Extracted data entries
════════════════════
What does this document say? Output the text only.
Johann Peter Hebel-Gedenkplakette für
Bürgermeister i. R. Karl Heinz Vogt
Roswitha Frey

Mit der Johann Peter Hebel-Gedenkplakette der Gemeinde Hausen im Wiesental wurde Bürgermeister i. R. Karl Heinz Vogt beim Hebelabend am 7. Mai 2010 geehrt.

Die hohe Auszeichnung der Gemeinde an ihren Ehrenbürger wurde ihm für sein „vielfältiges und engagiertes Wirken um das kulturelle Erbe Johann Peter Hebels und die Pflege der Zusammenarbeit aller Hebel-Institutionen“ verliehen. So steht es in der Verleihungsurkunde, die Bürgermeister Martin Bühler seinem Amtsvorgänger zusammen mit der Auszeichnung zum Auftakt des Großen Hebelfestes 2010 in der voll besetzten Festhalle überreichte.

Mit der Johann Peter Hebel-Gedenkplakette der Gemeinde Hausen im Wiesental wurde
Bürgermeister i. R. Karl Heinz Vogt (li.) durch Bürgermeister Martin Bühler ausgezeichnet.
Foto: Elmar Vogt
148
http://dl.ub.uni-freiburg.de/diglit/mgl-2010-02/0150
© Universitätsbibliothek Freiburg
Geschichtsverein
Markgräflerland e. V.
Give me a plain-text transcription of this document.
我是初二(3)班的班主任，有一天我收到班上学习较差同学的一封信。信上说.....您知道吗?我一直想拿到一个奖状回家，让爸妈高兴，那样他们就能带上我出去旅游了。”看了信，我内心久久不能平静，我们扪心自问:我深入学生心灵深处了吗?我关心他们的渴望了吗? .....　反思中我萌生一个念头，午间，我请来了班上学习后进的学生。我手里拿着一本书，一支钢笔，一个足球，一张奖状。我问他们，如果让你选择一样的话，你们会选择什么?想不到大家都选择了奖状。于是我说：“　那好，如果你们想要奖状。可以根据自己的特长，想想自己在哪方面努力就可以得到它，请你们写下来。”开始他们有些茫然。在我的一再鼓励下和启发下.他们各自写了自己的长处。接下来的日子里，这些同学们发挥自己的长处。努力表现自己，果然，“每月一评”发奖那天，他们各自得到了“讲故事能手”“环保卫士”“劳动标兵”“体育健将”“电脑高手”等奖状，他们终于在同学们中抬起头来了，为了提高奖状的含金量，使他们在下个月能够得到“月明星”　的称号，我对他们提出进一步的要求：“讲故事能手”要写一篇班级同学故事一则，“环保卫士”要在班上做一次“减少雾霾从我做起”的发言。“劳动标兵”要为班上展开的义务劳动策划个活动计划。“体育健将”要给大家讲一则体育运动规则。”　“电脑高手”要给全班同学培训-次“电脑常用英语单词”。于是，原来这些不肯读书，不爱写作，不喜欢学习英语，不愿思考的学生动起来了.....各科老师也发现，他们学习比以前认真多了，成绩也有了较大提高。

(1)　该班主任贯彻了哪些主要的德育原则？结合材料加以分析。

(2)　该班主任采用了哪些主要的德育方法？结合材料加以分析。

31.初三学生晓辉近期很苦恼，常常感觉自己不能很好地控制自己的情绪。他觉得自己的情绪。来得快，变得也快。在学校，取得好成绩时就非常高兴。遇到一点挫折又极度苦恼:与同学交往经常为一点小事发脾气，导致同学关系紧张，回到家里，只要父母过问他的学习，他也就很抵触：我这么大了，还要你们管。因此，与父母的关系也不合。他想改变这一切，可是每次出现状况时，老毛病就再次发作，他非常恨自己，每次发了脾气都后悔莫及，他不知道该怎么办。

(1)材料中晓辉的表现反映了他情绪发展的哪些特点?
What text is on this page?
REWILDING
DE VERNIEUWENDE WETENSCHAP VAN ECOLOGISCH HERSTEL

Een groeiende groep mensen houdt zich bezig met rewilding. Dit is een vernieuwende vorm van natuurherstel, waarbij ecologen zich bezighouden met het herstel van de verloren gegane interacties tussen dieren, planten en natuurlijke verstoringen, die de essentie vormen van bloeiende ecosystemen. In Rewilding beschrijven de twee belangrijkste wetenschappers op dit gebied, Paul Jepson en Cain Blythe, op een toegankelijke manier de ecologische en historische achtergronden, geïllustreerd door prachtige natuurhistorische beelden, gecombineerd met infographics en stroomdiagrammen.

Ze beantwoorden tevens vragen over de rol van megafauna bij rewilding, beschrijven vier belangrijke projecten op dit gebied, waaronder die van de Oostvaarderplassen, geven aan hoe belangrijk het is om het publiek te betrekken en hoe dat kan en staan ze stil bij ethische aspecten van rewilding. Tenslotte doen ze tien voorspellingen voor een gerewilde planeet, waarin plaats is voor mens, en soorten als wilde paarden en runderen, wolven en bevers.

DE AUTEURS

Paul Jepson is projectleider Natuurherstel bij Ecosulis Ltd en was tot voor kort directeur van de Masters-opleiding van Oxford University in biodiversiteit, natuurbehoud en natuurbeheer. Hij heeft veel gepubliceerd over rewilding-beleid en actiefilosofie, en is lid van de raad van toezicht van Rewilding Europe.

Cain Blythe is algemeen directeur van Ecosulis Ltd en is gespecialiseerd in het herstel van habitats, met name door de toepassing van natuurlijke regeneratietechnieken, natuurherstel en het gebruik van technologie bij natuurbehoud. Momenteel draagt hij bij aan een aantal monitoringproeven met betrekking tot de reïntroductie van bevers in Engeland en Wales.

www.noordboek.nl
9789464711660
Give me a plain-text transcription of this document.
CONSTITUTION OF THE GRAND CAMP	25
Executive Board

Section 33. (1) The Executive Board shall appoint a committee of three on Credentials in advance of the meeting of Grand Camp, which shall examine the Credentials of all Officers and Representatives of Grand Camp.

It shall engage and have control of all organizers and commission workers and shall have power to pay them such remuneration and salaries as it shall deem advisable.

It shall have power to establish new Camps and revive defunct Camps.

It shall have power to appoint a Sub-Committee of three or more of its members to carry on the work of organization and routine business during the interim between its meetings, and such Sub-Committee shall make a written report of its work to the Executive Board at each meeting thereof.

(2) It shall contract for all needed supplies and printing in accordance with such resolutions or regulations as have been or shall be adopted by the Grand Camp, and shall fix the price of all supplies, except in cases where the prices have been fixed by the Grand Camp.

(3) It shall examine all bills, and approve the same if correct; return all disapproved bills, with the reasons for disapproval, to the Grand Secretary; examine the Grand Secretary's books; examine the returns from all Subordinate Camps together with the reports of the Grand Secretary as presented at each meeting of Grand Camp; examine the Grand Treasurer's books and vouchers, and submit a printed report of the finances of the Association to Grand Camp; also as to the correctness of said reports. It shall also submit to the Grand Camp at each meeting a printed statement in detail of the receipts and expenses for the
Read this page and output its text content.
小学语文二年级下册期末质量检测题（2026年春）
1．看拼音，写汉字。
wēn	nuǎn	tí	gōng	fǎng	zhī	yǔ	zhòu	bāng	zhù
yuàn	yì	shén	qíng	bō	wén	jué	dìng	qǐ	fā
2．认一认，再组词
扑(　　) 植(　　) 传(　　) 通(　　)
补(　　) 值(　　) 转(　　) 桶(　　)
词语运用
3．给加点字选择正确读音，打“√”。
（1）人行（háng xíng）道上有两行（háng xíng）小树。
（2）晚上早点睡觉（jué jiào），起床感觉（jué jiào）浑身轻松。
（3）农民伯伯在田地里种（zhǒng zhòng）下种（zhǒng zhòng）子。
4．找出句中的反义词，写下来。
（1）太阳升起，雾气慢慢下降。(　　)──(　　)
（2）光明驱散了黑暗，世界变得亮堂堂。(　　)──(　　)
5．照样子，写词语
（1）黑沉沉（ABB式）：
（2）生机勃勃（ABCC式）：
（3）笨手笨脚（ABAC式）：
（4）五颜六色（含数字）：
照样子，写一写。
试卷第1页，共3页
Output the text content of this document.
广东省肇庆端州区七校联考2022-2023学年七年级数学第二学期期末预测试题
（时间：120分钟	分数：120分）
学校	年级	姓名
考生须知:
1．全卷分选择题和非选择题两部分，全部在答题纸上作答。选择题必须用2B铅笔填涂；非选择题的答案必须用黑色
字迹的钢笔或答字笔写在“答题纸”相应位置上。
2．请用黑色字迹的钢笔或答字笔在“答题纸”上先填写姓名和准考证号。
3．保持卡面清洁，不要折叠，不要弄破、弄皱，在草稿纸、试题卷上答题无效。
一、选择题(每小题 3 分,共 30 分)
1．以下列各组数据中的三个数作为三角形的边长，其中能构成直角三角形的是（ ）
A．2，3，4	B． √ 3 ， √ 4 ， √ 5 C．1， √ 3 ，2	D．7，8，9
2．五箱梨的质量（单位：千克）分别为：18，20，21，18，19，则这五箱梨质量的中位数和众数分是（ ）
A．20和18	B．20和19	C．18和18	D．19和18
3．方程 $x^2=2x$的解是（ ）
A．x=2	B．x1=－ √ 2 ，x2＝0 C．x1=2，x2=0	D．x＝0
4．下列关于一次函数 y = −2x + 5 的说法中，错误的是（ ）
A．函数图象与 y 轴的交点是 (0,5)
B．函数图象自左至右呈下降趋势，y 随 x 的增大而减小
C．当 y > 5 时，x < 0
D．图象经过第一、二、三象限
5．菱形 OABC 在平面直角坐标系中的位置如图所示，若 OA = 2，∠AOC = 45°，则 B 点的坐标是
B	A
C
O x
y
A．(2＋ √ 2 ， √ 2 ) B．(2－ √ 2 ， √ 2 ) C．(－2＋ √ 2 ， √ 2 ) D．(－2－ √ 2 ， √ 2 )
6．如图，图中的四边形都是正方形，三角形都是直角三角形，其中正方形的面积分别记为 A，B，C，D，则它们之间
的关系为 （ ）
════════════════════
#### SHORT TASK:
Calculate how many lines of the material include the string "each", and state that number by itself.

#### TASK OUTPUT:
2